Material supplied:
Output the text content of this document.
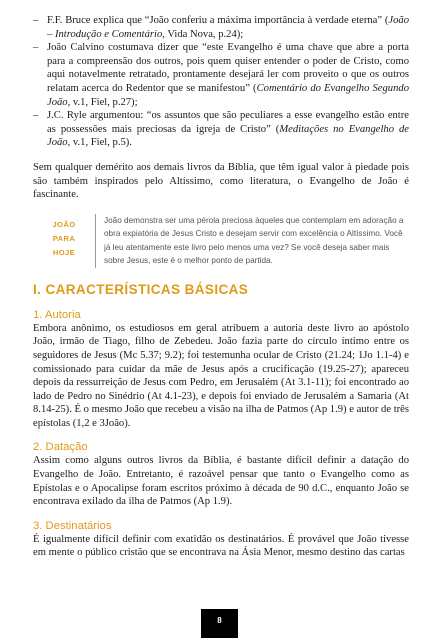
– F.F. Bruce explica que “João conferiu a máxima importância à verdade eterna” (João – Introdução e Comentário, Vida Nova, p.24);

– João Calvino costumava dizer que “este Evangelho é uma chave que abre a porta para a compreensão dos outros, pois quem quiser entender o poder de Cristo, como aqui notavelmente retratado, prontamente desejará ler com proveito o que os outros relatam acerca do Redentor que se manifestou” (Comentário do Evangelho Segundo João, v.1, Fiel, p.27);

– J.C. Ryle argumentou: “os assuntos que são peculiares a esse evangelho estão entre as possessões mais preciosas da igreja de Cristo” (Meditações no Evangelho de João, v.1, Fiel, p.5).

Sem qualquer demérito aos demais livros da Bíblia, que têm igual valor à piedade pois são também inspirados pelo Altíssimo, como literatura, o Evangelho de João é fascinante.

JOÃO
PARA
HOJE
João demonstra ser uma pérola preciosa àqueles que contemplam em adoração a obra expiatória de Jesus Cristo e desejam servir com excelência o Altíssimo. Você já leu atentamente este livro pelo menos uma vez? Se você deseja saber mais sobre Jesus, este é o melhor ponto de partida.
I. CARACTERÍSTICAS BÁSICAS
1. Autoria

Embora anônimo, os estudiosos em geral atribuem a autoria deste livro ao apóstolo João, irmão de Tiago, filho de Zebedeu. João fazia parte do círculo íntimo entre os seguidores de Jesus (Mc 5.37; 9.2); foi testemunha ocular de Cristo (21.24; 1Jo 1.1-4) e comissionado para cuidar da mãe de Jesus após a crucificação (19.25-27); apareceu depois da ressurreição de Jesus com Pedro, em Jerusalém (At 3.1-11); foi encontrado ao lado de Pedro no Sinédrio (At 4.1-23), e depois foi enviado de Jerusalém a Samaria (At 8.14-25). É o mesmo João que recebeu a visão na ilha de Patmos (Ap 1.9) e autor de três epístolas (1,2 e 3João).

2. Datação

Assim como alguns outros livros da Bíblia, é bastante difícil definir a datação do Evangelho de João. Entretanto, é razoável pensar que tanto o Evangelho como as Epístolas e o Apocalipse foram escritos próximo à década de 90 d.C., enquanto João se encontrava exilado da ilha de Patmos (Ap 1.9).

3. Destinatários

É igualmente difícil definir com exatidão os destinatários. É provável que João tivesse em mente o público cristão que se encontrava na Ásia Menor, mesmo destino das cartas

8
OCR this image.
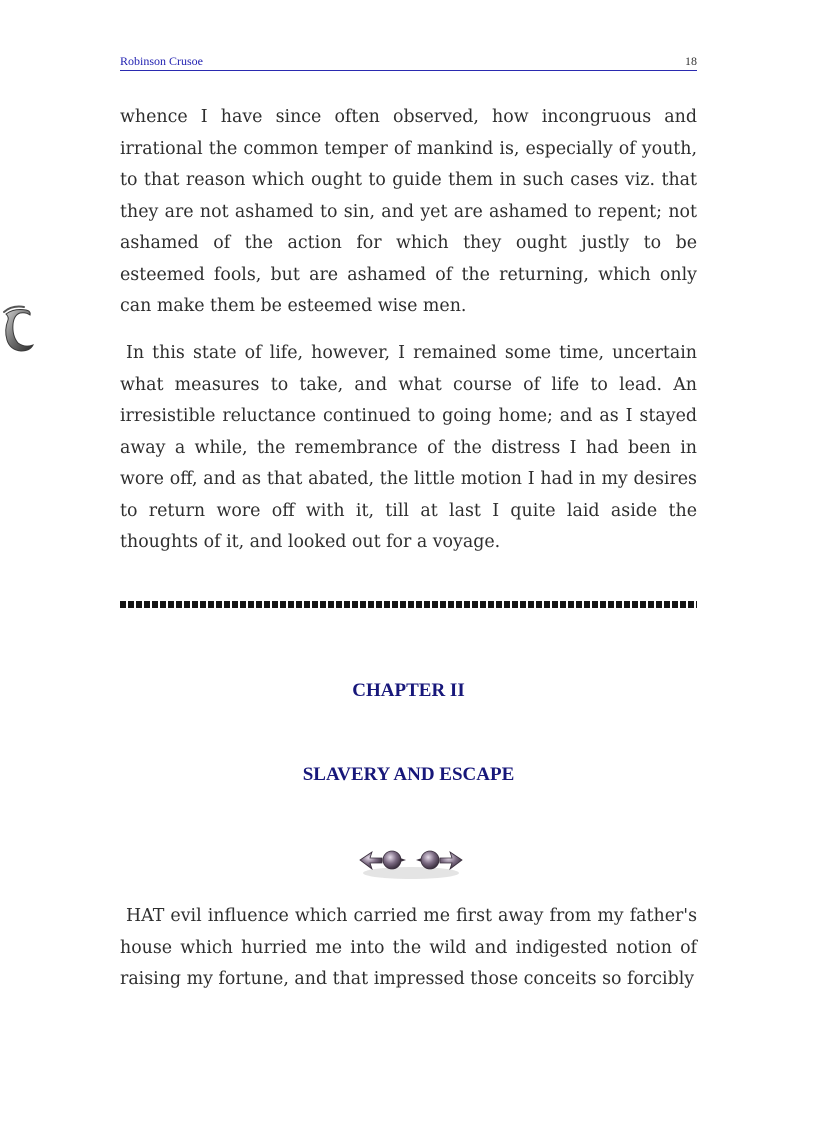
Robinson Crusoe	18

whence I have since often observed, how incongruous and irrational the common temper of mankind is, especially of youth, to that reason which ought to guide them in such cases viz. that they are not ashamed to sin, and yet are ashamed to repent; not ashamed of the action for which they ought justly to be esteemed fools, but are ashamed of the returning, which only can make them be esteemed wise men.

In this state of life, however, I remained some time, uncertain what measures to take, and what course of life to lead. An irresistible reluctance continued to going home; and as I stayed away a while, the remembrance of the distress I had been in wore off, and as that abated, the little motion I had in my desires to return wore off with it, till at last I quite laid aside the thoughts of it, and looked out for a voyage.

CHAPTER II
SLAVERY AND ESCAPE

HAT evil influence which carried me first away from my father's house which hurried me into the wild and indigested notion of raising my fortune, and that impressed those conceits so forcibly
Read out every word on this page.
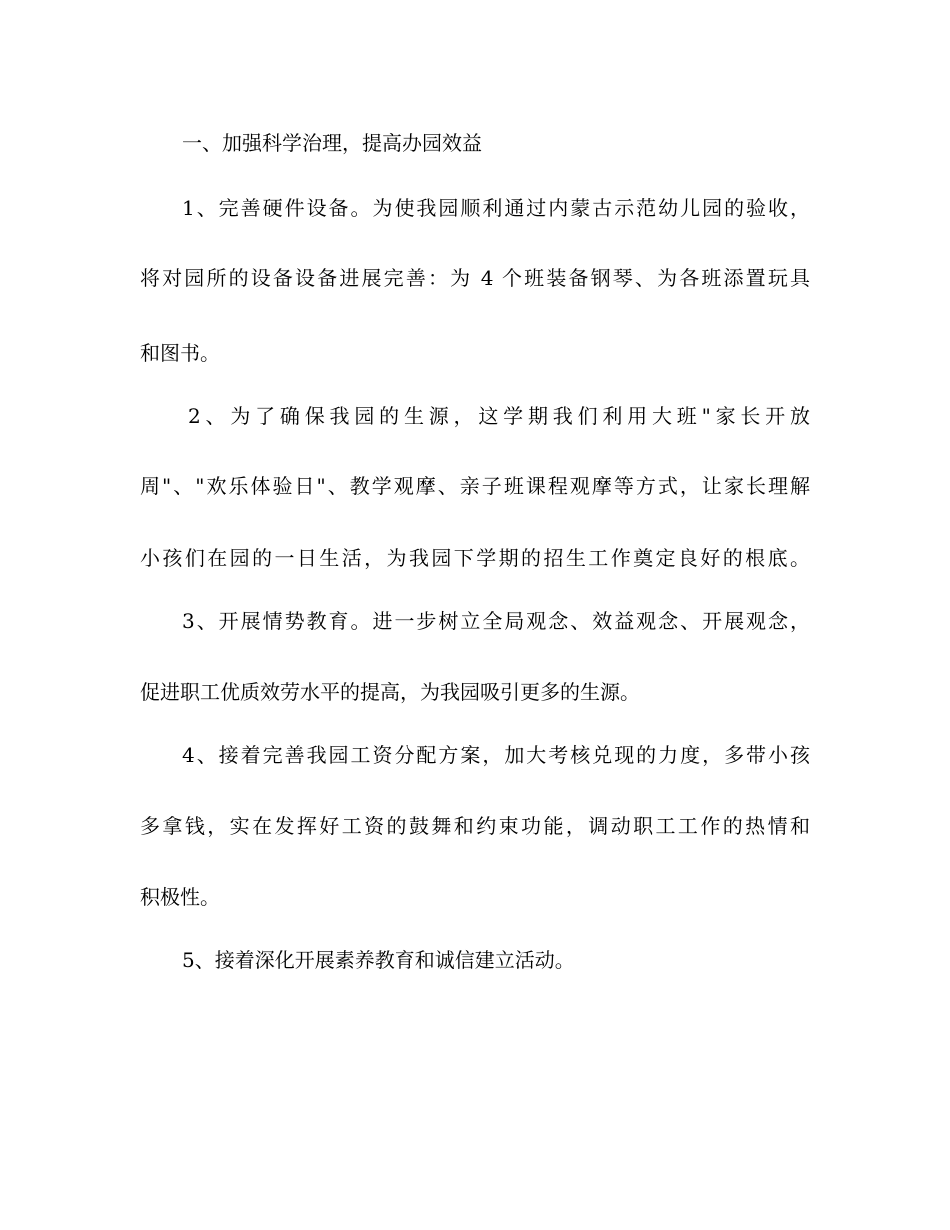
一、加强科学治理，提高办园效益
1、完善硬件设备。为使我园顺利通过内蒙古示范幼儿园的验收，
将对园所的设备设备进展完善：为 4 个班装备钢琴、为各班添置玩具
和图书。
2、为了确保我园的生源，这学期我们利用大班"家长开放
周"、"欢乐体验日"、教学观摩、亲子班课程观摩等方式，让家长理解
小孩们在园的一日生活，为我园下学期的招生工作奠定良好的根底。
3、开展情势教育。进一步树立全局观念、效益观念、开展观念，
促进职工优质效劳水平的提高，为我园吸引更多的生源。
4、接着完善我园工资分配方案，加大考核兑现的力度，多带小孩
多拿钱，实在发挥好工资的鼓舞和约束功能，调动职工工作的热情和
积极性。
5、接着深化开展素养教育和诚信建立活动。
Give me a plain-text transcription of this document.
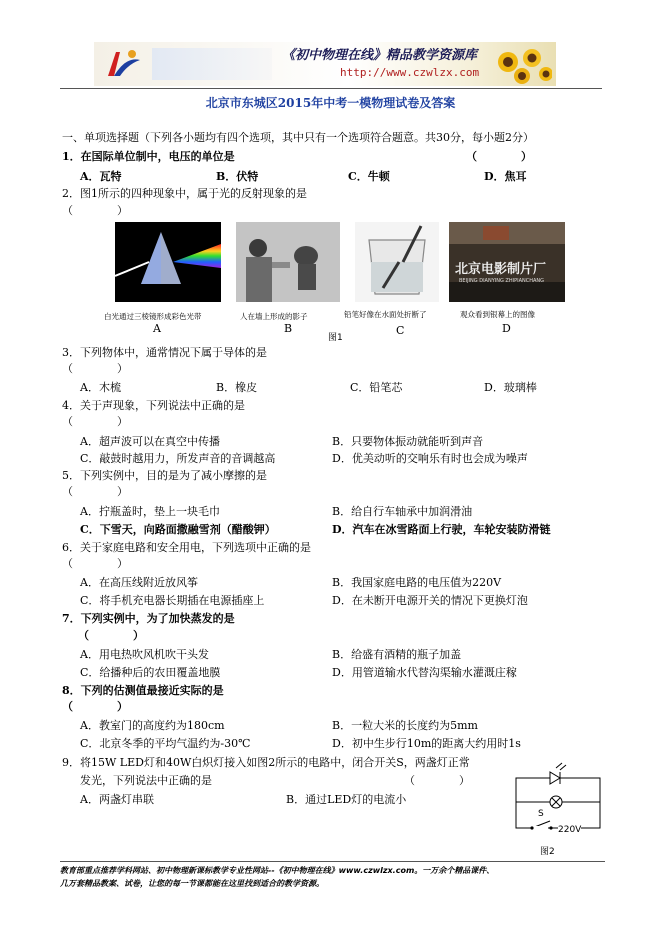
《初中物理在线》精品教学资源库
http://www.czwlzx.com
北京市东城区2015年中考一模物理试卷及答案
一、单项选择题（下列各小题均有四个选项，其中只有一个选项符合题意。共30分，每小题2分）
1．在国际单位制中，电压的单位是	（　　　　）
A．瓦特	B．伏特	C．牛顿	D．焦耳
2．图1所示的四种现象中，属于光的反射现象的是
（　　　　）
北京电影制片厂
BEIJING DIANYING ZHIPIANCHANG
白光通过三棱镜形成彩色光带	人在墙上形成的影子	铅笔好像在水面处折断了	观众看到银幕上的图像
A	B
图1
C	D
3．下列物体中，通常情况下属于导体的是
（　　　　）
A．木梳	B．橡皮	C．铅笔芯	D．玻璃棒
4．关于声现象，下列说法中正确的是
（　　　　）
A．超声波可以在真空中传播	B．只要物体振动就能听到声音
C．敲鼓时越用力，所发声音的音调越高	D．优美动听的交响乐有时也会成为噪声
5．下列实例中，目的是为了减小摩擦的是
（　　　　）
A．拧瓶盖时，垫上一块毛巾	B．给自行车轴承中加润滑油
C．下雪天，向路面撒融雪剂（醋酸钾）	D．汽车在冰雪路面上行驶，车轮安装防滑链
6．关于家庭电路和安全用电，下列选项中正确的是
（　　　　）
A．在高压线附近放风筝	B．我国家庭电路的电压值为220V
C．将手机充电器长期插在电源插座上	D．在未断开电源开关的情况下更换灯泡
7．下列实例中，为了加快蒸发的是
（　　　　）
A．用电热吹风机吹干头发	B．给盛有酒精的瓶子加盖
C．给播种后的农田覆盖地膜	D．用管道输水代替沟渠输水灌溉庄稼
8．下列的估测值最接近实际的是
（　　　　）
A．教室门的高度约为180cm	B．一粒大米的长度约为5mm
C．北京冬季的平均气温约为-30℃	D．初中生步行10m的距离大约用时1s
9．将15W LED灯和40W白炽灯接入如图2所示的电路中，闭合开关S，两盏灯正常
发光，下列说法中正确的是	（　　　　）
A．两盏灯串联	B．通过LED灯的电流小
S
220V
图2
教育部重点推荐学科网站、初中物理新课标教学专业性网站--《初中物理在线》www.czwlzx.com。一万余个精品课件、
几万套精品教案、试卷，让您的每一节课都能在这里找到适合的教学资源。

Aim of the task: Reproduce the whole listing exactly, but not the images in it.

Solution to this task:
Output the text content of this document.
– F.F. Bruce explica que “João conferiu a máxima importância à verdade eterna” (João – Introdução e Comentário, Vida Nova, p.24);

– João Calvino costumava dizer que “este Evangelho é uma chave que abre a porta para a compreensão dos outros, pois quem quiser entender o poder de Cristo, como aqui notavelmente retratado, prontamente desejará ler com proveito o que os outros relatam acerca do Redentor que se manifestou” (Comentário do Evangelho Segundo João, v.1, Fiel, p.27);

– J.C. Ryle argumentou: “os assuntos que são peculiares a esse evangelho estão entre as possessões mais preciosas da igreja de Cristo” (Meditações no Evangelho de João, v.1, Fiel, p.5).

Sem qualquer demérito aos demais livros da Bíblia, que têm igual valor à piedade pois são também inspirados pelo Altíssimo, como literatura, o Evangelho de João é fascinante.

JOÃO
PARA
HOJE
João demonstra ser uma pérola preciosa àqueles que contemplam em adoração a obra expiatória de Jesus Cristo e desejam servir com excelência o Altíssimo. Você já leu atentamente este livro pelo menos uma vez? Se você deseja saber mais sobre Jesus, este é o melhor ponto de partida.
I. CARACTERÍSTICAS BÁSICAS
1. Autoria

Embora anônimo, os estudiosos em geral atribuem a autoria deste livro ao apóstolo João, irmão de Tiago, filho de Zebedeu. João fazia parte do círculo íntimo entre os seguidores de Jesus (Mc 5.37; 9.2); foi testemunha ocular de Cristo (21.24; 1Jo 1.1-4) e comissionado para cuidar da mãe de Jesus após a crucificação (19.25-27); apareceu depois da ressurreição de Jesus com Pedro, em Jerusalém (At 3.1-11); foi encontrado ao lado de Pedro no Sinédrio (At 4.1-23), e depois foi enviado de Jerusalém a Samaria (At 8.14-25). É o mesmo João que recebeu a visão na ilha de Patmos (Ap 1.9) e autor de três epístolas (1,2 e 3João).

2. Datação

Assim como alguns outros livros da Bíblia, é bastante difícil definir a datação do Evangelho de João. Entretanto, é razoável pensar que tanto o Evangelho como as Epístolas e o Apocalipse foram escritos próximo à década de 90 d.C., enquanto João se encontrava exilado da ilha de Patmos (Ap 1.9).

3. Destinatários

É igualmente difícil definir com exatidão os destinatários. É provável que João tivesse em mente o público cristão que se encontrava na Ásia Menor, mesmo destino das cartas

8
OCR this image.
Robinson Crusoe	18

whence I have since often observed, how incongruous and irrational the common temper of mankind is, especially of youth, to that reason which ought to guide them in such cases viz. that they are not ashamed to sin, and yet are ashamed to repent; not ashamed of the action for which they ought justly to be esteemed fools, but are ashamed of the returning, which only can make them be esteemed wise men.

In this state of life, however, I remained some time, uncertain what measures to take, and what course of life to lead. An irresistible reluctance continued to going home; and as I stayed away a while, the remembrance of the distress I had been in wore off, and as that abated, the little motion I had in my desires to return wore off with it, till at last I quite laid aside the thoughts of it, and looked out for a voyage.

CHAPTER II
SLAVERY AND ESCAPE

HAT evil influence which carried me first away from my father's house which hurried me into the wild and indigested notion of raising my fortune, and that impressed those conceits so forcibly
Read out every word on this page.
一、加强科学治理，提高办园效益
1、完善硬件设备。为使我园顺利通过内蒙古示范幼儿园的验收，
将对园所的设备设备进展完善：为 4 个班装备钢琴、为各班添置玩具
和图书。
2、为了确保我园的生源，这学期我们利用大班"家长开放
周"、"欢乐体验日"、教学观摩、亲子班课程观摩等方式，让家长理解
小孩们在园的一日生活，为我园下学期的招生工作奠定良好的根底。
3、开展情势教育。进一步树立全局观念、效益观念、开展观念，
促进职工优质效劳水平的提高，为我园吸引更多的生源。
4、接着完善我园工资分配方案，加大考核兑现的力度，多带小孩
多拿钱，实在发挥好工资的鼓舞和约束功能，调动职工工作的热情和
积极性。
5、接着深化开展素养教育和诚信建立活动。
Give me a plain-text transcription of this document.
《初中物理在线》精品教学资源库
http://www.czwlzx.com
北京市东城区2015年中考一模物理试卷及答案
一、单项选择题（下列各小题均有四个选项，其中只有一个选项符合题意。共30分，每小题2分）
1．在国际单位制中，电压的单位是	（　　　　）
A．瓦特	B．伏特	C．牛顿	D．焦耳
2．图1所示的四种现象中，属于光的反射现象的是
（　　　　）
北京电影制片厂
BEIJING DIANYING ZHIPIANCHANG
白光通过三棱镜形成彩色光带	人在墙上形成的影子	铅笔好像在水面处折断了	观众看到银幕上的图像
A	B
图1
C	D
3．下列物体中，通常情况下属于导体的是
（　　　　）
A．木梳	B．橡皮	C．铅笔芯	D．玻璃棒
4．关于声现象，下列说法中正确的是
（　　　　）
A．超声波可以在真空中传播	B．只要物体振动就能听到声音
C．敲鼓时越用力，所发声音的音调越高	D．优美动听的交响乐有时也会成为噪声
5．下列实例中，目的是为了减小摩擦的是
（　　　　）
A．拧瓶盖时，垫上一块毛巾	B．给自行车轴承中加润滑油
C．下雪天，向路面撒融雪剂（醋酸钾）	D．汽车在冰雪路面上行驶，车轮安装防滑链
6．关于家庭电路和安全用电，下列选项中正确的是
（　　　　）
A．在高压线附近放风筝	B．我国家庭电路的电压值为220V
C．将手机充电器长期插在电源插座上	D．在未断开电源开关的情况下更换灯泡
7．下列实例中，为了加快蒸发的是
（　　　　）
A．用电热吹风机吹干头发	B．给盛有酒精的瓶子加盖
C．给播种后的农田覆盖地膜	D．用管道输水代替沟渠输水灌溉庄稼
8．下列的估测值最接近实际的是
（　　　　）
A．教室门的高度约为180cm	B．一粒大米的长度约为5mm
C．北京冬季的平均气温约为-30℃	D．初中生步行10m的距离大约用时1s
9．将15W LED灯和40W白炽灯接入如图2所示的电路中，闭合开关S，两盏灯正常
发光，下列说法中正确的是	（　　　　）
A．两盏灯串联	B．通过LED灯的电流小
S
220V
图2
教育部重点推荐学科网站、初中物理新课标教学专业性网站--《初中物理在线》www.czwlzx.com。一万余个精品课件、
几万套精品教案、试卷，让您的每一节课都能在这里找到适合的教学资源。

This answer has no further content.